(WORK INSTRUCTIONS):
Reproduce verbatim the stretch from the start of the items through the line containing "desorption-point xyxy=(120,269,130,278)", with both ends included.

Collected data entries
[start]

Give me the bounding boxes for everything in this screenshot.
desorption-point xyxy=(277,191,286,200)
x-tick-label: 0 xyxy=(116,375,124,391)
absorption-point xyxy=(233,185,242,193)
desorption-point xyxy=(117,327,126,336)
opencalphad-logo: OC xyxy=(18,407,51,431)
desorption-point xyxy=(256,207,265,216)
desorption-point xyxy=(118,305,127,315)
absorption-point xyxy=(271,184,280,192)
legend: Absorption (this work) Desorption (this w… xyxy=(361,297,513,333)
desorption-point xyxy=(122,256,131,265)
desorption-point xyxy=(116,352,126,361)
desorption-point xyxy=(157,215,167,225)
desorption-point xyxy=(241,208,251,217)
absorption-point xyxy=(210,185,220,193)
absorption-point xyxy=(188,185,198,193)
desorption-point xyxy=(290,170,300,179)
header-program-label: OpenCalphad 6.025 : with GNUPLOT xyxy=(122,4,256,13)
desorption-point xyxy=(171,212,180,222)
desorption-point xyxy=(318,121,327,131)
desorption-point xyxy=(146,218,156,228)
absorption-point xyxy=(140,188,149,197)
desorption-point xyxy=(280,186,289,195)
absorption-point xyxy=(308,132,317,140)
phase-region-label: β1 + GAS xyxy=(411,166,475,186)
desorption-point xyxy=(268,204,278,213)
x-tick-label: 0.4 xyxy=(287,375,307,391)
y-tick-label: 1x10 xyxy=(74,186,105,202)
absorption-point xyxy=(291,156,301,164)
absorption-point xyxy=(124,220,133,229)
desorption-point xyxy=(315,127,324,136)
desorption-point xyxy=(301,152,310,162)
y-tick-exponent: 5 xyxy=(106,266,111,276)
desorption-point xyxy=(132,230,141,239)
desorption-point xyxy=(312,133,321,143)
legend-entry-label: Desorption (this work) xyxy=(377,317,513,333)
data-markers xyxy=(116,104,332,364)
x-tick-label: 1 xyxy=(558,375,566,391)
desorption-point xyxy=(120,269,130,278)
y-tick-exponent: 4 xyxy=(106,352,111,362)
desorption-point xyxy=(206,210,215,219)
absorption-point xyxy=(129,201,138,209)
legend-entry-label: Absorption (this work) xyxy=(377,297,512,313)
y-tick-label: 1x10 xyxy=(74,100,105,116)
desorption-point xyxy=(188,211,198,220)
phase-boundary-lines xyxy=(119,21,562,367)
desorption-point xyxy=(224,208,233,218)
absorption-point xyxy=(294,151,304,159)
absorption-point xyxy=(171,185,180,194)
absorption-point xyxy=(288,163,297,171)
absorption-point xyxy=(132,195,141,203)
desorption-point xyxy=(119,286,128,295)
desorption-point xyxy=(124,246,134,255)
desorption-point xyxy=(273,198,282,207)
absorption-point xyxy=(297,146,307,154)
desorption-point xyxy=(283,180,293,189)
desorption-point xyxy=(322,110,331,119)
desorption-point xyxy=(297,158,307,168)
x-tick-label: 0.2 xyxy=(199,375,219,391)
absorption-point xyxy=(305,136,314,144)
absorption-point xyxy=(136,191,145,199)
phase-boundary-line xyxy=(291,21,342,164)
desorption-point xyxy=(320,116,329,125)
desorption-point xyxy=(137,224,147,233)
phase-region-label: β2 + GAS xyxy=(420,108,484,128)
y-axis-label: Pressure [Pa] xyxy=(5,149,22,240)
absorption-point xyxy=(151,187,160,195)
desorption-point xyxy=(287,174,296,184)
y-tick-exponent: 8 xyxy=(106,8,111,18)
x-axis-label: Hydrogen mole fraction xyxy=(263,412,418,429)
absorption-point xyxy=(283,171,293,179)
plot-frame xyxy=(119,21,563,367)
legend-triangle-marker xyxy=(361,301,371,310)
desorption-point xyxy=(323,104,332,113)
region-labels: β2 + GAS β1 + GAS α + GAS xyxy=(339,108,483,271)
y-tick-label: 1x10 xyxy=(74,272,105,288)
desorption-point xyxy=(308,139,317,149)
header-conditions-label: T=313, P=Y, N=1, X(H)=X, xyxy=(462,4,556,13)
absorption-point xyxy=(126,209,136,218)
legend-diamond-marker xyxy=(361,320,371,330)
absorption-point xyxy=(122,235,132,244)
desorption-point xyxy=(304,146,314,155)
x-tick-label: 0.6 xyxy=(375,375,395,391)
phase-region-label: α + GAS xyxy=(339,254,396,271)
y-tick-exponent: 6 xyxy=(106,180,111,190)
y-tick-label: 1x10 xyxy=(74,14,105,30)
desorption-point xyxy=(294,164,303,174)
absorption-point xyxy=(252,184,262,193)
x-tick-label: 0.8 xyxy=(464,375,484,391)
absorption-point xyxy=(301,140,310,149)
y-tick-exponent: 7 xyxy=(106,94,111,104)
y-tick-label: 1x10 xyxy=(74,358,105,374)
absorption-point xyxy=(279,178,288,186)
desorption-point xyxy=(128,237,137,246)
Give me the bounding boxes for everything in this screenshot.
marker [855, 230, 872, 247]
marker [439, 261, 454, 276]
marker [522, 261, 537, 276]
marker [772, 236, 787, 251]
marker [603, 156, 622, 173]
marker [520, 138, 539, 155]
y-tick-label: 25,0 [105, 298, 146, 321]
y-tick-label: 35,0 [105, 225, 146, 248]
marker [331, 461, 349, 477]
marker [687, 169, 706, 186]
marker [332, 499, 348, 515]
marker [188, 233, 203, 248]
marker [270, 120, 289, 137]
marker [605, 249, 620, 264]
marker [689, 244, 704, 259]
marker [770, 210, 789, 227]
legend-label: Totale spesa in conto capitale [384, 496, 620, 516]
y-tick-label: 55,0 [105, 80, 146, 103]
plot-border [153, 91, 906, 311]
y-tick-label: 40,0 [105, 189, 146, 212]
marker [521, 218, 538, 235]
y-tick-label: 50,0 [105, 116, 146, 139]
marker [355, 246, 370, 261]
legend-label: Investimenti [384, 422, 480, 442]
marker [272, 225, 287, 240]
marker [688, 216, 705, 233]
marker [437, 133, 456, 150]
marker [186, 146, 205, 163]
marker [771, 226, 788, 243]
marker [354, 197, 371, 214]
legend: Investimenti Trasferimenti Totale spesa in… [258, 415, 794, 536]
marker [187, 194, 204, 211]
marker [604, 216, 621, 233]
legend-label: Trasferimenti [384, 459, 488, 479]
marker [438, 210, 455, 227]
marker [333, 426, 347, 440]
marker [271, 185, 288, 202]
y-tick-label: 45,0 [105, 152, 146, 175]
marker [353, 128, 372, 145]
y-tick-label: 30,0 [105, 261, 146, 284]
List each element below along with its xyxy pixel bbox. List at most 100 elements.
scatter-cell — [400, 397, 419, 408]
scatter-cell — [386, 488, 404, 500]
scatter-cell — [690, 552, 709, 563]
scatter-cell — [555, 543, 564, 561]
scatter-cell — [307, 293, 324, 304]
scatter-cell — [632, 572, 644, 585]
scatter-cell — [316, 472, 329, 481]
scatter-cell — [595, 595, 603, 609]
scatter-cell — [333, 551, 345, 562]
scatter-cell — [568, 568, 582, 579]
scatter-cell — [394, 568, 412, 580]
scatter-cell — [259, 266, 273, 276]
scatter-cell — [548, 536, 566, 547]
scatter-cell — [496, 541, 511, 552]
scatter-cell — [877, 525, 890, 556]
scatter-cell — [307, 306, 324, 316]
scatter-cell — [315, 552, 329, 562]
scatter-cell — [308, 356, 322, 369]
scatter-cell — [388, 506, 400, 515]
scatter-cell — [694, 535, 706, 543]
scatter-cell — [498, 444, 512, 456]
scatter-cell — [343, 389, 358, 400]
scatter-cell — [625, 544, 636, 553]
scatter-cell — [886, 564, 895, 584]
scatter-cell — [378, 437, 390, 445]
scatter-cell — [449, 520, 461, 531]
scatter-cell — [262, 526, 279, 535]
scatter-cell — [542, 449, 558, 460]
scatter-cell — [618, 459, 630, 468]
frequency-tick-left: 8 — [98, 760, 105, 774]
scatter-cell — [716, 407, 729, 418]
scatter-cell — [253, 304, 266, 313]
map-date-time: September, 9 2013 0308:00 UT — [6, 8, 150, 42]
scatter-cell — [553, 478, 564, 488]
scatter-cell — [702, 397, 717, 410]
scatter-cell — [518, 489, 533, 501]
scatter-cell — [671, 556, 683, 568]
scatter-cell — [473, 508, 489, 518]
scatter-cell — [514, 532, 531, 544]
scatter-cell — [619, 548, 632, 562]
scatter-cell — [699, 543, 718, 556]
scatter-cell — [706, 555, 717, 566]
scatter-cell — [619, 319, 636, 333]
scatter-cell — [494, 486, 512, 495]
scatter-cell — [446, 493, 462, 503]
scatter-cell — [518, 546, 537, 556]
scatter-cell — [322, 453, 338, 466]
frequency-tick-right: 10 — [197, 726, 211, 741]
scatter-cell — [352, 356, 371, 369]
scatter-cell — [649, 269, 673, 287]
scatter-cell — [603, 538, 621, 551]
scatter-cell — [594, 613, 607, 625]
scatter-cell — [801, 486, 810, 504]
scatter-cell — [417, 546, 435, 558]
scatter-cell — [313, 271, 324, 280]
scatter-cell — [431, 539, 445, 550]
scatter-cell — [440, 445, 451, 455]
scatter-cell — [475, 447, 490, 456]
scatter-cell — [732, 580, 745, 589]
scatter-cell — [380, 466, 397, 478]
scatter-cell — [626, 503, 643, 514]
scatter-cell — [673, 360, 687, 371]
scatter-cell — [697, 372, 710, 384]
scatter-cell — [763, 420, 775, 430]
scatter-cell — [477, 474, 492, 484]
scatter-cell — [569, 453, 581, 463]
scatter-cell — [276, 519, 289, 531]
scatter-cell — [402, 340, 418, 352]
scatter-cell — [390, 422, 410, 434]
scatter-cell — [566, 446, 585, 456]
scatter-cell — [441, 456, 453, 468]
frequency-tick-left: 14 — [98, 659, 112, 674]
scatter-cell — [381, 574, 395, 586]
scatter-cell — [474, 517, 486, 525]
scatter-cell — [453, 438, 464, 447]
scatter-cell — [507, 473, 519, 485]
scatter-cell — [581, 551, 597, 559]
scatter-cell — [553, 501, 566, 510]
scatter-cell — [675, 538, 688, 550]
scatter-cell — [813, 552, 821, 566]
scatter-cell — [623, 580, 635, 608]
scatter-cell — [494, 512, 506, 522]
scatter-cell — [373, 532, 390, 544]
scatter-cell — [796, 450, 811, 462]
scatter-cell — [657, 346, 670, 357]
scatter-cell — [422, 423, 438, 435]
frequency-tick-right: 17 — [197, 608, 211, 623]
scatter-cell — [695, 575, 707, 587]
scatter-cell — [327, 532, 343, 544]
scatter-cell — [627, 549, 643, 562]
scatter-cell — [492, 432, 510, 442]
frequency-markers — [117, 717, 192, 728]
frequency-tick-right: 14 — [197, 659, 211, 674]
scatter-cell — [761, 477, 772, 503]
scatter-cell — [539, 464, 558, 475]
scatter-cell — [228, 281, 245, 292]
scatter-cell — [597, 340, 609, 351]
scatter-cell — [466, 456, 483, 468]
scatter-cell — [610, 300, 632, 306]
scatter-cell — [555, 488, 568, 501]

[end]

(FULL RESPONSE):
Give me the bounding boxes for everything in this screenshot.
desorption-point xyxy=(277,191,286,200)
x-tick-label: 0 xyxy=(116,375,124,391)
absorption-point xyxy=(233,185,242,193)
desorption-point xyxy=(117,327,126,336)
opencalphad-logo: OC xyxy=(18,407,51,431)
desorption-point xyxy=(256,207,265,216)
desorption-point xyxy=(118,305,127,315)
absorption-point xyxy=(271,184,280,192)
legend: Absorption (this work) Desorption (this w… xyxy=(361,297,513,333)
desorption-point xyxy=(122,256,131,265)
desorption-point xyxy=(116,352,126,361)
desorption-point xyxy=(157,215,167,225)
desorption-point xyxy=(241,208,251,217)
absorption-point xyxy=(210,185,220,193)
absorption-point xyxy=(188,185,198,193)
desorption-point xyxy=(290,170,300,179)
header-program-label: OpenCalphad 6.025 : with GNUPLOT xyxy=(122,4,256,13)
desorption-point xyxy=(171,212,180,222)
desorption-point xyxy=(318,121,327,131)
desorption-point xyxy=(146,218,156,228)
absorption-point xyxy=(140,188,149,197)
desorption-point xyxy=(280,186,289,195)
absorption-point xyxy=(308,132,317,140)
phase-region-label: β1 + GAS xyxy=(411,166,475,186)
desorption-point xyxy=(268,204,278,213)
x-tick-label: 0.4 xyxy=(287,375,307,391)
y-tick-label: 1x10 xyxy=(74,186,105,202)
absorption-point xyxy=(291,156,301,164)
absorption-point xyxy=(124,220,133,229)
desorption-point xyxy=(315,127,324,136)
desorption-point xyxy=(301,152,310,162)
y-tick-exponent: 5 xyxy=(106,266,111,276)
desorption-point xyxy=(132,230,141,239)
desorption-point xyxy=(312,133,321,143)
legend-entry-label: Desorption (this work) xyxy=(377,317,513,333)
data-markers xyxy=(116,104,332,364)
x-tick-label: 1 xyxy=(558,375,566,391)
desorption-point xyxy=(120,269,130,278)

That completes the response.